If you want your own genuinely independent business, then you’ll need to choose a platform that will allow you to create an eCommerce shop as a standalone website. Here is where a CMS (content management system) comes into play with the best platforms for this being WooCommerce with WordPress, Shopify and Magento. We also wouldn’t recommend choosing a niche or bespoke platform, find out why here.

Shopify

In the last few years, Shopify has taken the eCommerce market by storm. Being very much geared towards DIYers who want to achieve a simple online solution, Shopify is the perfect starter-solution. The platform has a fantastic inventory system and a very user-friendly interface, so it’s understandable why so many are opting for it over other options.

The biggest drawback of Shopify is that in order to access the more advanced features such as scalability, further customisation and a dedicated support line, you’ll need their premium Plus option. Unfortunately, due to the costs associated with Plus, it’s only sustainable for enterprise-level businesses.

···

## EXERCISE SET:
- A) Print the part of the eCommerce platform excerpt between "In the last" and "over other options.", inclusive.
- B) Answer these questions from the eCommerce platform excerpt:
(i) Which platforms does it name as the best for building a standalone eCommerce shop?
(ii) Which Shopify option is required for the more advanced features?
(iii) For what level of business is that option said to be sustainable?
- C) Summarize the eCommerce platform excerpt in two sentences.

···

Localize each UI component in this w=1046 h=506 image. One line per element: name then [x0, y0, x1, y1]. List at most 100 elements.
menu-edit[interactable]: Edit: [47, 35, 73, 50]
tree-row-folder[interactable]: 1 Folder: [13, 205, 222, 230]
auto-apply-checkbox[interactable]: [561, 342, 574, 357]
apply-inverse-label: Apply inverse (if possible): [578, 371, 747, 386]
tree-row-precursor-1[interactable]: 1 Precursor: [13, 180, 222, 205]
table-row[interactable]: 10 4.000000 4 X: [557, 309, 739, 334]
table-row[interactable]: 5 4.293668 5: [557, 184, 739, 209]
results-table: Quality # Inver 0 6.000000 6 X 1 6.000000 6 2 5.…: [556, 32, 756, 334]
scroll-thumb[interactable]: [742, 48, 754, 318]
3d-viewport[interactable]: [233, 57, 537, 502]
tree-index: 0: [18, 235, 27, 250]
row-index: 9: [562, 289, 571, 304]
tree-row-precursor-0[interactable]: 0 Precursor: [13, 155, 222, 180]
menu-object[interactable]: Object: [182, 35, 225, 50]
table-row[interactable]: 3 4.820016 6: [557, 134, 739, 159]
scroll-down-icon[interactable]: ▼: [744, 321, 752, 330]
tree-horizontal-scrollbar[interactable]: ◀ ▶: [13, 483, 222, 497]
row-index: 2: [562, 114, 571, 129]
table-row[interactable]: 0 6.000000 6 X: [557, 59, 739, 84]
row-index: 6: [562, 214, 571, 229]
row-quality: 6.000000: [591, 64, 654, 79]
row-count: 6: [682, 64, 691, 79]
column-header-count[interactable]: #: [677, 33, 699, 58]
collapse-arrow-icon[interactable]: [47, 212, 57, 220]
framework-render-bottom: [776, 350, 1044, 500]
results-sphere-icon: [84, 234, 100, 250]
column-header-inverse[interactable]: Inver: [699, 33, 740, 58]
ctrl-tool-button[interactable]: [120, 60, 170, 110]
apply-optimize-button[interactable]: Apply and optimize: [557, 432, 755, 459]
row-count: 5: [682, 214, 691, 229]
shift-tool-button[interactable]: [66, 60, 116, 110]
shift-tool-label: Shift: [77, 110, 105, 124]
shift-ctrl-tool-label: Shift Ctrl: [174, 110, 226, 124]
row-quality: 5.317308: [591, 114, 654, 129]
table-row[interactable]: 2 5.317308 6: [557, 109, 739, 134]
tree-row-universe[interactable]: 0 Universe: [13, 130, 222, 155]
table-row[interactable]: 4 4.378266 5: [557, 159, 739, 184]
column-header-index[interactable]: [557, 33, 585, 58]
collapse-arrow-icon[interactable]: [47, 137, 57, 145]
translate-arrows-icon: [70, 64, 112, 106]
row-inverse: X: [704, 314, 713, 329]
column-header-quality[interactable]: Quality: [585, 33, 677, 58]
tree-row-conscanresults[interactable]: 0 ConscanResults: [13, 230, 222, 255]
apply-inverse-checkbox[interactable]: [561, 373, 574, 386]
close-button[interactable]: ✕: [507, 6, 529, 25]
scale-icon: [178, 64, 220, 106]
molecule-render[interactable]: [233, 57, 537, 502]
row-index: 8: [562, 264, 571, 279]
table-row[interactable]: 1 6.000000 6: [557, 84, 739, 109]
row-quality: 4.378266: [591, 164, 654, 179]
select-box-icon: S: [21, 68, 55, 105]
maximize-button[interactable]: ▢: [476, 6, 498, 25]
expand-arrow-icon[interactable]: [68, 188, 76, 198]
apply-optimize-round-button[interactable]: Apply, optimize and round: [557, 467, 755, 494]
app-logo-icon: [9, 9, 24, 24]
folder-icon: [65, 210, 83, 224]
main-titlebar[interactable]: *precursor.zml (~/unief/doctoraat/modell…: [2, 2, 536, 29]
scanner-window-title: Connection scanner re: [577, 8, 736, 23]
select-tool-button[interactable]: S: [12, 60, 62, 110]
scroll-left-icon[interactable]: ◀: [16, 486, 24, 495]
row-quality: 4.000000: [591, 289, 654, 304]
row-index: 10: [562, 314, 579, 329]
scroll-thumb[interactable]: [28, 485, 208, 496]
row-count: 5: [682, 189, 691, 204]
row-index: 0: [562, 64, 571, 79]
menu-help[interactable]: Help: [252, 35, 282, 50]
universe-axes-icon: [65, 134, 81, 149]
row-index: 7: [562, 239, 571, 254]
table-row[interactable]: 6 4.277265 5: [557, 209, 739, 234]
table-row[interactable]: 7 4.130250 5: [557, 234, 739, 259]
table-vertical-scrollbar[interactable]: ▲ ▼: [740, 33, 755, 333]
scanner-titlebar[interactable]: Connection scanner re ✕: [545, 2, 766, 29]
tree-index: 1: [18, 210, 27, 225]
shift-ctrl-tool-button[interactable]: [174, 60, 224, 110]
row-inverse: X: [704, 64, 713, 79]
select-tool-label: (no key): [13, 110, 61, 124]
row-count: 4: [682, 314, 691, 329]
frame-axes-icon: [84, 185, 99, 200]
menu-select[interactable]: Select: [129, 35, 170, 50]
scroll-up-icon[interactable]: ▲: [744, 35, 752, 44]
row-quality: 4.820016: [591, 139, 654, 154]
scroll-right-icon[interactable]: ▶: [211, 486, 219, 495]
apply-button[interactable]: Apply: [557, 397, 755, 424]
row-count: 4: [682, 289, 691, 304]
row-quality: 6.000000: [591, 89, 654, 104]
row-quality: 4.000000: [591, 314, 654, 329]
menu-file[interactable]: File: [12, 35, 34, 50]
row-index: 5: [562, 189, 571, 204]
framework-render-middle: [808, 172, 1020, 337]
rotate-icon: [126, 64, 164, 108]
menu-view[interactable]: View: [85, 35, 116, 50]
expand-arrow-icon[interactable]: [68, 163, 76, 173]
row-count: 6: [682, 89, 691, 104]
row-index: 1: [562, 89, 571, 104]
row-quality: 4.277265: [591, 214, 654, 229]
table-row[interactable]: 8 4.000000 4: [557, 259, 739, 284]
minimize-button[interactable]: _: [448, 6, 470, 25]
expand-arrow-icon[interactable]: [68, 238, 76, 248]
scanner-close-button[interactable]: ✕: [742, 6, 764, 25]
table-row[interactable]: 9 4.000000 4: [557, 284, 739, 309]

···

## RESULTS OF THE TASKS:
- A)
In the last few years, Shopify has taken the eCommerce market by storm. Being very much geared towards DIYers who want to achieve a simple online solution, Shopify is the perfect starter-solution. The platform has a fantastic inventory system and a very user-friendly interface, so it’s understandable why so many are opting for it over other options.

- B)
(i) WooCommerce with WordPress, Shopify and Magento.
(ii) The premium Plus option.
(iii) Enterprise-level businesses.

- C) A standalone eCommerce shop calls for a CMS, and the best platforms for this are WooCommerce with WordPress, Shopify and Magento. Shopify is a user-friendly starter solution with a strong inventory system, but its advanced features require the premium Plus option, which costs enough that only enterprise-level businesses can sustain it.